(Task requirements) Copy everything in the listing below word for word, apart from any images.

(Available records)
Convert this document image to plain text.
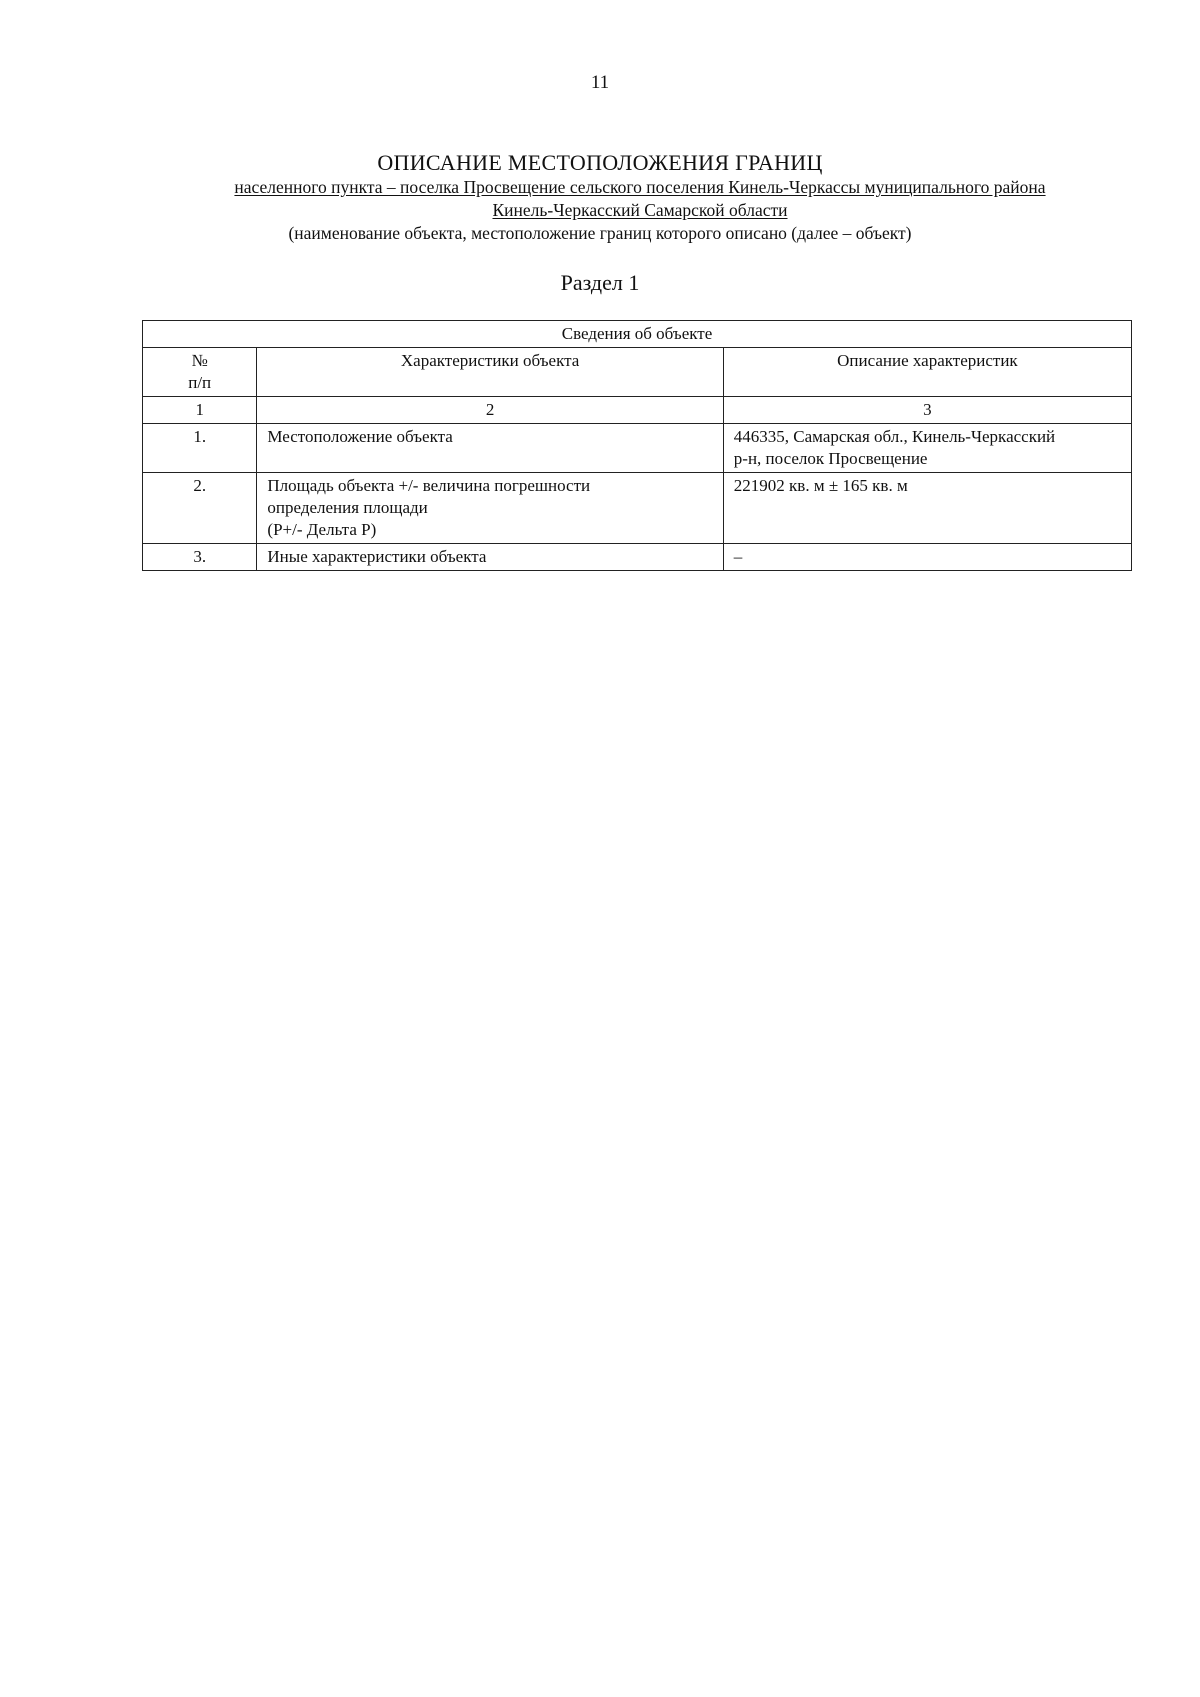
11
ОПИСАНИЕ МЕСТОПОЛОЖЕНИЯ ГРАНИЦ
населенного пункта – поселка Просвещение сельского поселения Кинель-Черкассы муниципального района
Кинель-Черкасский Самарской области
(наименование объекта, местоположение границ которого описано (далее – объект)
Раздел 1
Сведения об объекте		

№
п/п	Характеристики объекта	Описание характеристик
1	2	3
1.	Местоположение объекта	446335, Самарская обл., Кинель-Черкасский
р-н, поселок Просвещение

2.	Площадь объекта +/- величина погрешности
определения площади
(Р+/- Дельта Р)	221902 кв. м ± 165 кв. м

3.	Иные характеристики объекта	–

(Result below)
Convert this document image to plain text.
11
ОПИСАНИЕ МЕСТОПОЛОЖЕНИЯ ГРАНИЦ
населенного пункта – поселка Просвещение сельского поселения Кинель-Черкассы муниципального района
Кинель-Черкасский Самарской области
(наименование объекта, местоположение границ которого описано (далее – объект)
Раздел 1
Сведения об объекте		

№
п/п	Характеристики объекта	Описание характеристик
1	2	3
1.	Местоположение объекта	446335, Самарская обл., Кинель-Черкасский
р-н, поселок Просвещение

2.	Площадь объекта +/- величина погрешности
определения площади
(Р+/- Дельта Р)	221902 кв. м ± 165 кв. м

3.	Иные характеристики объекта	–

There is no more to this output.